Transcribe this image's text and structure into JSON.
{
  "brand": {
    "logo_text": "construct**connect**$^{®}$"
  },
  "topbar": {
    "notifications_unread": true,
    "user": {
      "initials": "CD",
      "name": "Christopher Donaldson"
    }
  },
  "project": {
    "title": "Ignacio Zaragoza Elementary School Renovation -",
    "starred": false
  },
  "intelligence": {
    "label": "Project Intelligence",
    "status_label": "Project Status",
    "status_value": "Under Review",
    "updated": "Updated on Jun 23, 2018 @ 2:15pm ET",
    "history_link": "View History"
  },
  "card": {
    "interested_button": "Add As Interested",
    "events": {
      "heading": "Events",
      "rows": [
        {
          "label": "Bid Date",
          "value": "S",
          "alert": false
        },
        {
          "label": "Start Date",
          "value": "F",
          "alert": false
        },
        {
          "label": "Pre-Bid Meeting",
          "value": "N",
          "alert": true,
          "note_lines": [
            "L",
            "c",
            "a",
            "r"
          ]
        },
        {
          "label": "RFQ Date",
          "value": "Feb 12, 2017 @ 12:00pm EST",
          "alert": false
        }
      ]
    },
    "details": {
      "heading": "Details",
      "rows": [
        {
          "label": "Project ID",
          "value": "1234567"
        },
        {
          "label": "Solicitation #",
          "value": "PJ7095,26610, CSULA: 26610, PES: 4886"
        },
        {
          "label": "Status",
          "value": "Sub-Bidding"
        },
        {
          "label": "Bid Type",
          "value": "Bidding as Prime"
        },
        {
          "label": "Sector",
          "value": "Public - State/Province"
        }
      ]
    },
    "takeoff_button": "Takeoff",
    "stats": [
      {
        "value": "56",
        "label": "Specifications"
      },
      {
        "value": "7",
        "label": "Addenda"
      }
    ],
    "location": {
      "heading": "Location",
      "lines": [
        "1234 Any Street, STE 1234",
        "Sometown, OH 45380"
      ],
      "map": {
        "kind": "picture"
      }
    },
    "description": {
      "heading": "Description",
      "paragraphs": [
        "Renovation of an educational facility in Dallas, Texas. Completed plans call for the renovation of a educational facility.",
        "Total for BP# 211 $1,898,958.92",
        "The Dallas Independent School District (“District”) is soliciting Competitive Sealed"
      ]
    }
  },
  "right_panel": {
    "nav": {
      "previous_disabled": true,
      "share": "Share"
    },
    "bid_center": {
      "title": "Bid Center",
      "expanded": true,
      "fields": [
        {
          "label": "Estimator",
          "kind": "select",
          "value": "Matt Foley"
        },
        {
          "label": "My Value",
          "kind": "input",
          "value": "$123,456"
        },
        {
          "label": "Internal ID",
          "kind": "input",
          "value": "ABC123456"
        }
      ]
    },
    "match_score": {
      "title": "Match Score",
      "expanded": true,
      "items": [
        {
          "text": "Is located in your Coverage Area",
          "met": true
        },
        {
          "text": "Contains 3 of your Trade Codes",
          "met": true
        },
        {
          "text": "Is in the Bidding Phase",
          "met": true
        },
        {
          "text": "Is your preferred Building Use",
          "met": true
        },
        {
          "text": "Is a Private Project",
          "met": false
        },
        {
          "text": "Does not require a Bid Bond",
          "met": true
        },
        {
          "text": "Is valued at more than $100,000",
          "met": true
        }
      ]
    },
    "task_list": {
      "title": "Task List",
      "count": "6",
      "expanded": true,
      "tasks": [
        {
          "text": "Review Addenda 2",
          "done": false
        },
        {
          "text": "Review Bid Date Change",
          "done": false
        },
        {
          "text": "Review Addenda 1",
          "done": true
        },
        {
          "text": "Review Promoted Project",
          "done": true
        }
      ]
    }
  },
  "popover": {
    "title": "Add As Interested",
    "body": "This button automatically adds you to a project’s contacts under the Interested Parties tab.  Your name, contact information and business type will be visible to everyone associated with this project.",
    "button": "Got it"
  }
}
==
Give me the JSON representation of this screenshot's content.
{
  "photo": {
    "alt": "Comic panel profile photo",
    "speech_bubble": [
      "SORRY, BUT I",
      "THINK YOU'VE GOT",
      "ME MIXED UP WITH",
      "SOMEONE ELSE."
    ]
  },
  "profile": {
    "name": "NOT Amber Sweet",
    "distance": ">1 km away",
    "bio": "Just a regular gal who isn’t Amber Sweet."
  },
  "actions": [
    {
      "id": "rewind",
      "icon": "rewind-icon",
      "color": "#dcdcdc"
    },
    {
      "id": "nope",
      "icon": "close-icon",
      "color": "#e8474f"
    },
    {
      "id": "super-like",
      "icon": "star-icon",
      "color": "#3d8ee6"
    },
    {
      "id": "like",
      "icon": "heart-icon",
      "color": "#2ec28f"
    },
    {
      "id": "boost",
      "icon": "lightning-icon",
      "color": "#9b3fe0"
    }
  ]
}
...
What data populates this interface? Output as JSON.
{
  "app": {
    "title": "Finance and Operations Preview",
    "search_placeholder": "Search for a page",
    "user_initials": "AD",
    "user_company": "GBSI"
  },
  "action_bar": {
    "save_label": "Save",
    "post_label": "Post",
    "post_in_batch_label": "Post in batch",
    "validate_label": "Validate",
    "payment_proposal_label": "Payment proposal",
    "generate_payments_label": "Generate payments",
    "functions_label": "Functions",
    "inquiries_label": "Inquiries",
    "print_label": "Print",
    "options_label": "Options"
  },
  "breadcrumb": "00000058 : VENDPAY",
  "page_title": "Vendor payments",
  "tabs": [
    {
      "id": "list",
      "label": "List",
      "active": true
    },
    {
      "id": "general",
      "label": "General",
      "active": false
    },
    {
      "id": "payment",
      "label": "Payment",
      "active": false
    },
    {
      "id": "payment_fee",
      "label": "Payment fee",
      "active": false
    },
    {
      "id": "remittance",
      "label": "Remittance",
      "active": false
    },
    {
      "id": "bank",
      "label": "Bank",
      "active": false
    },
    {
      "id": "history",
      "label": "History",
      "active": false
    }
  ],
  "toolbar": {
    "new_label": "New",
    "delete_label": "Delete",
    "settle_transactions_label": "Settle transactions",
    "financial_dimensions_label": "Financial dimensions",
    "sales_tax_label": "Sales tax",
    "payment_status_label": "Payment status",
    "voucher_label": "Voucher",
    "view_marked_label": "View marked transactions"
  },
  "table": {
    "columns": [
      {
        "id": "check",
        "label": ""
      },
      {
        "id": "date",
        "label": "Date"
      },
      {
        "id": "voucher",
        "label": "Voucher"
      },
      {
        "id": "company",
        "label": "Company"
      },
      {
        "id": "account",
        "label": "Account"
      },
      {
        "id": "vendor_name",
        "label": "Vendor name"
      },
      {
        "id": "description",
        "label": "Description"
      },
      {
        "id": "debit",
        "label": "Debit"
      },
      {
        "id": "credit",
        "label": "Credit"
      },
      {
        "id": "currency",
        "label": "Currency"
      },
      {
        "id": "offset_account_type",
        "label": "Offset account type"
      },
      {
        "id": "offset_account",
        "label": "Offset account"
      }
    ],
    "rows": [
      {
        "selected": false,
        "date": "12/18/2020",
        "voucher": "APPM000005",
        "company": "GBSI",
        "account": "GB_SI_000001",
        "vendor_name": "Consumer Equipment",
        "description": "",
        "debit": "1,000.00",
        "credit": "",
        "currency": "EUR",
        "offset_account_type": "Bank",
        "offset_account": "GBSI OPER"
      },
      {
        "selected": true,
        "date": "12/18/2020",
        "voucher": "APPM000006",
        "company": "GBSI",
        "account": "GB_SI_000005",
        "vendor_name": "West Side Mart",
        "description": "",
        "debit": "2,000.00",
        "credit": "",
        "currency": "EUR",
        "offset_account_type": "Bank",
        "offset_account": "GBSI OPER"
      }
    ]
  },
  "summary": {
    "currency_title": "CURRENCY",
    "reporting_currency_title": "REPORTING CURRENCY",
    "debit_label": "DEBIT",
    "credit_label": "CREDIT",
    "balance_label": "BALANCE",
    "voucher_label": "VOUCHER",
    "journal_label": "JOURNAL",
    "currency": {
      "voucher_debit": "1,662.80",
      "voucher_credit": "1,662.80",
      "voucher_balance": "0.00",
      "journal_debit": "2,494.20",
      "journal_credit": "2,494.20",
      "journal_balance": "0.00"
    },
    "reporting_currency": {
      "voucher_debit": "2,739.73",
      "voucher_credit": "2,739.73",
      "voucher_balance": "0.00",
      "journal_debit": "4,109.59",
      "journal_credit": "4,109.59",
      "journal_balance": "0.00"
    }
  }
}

_Given instruction_:
Pick out the lines containing the string "Post".

_Task answer_:
    "post_label": "Post",
    "post_in_batch_label": "Post in batch",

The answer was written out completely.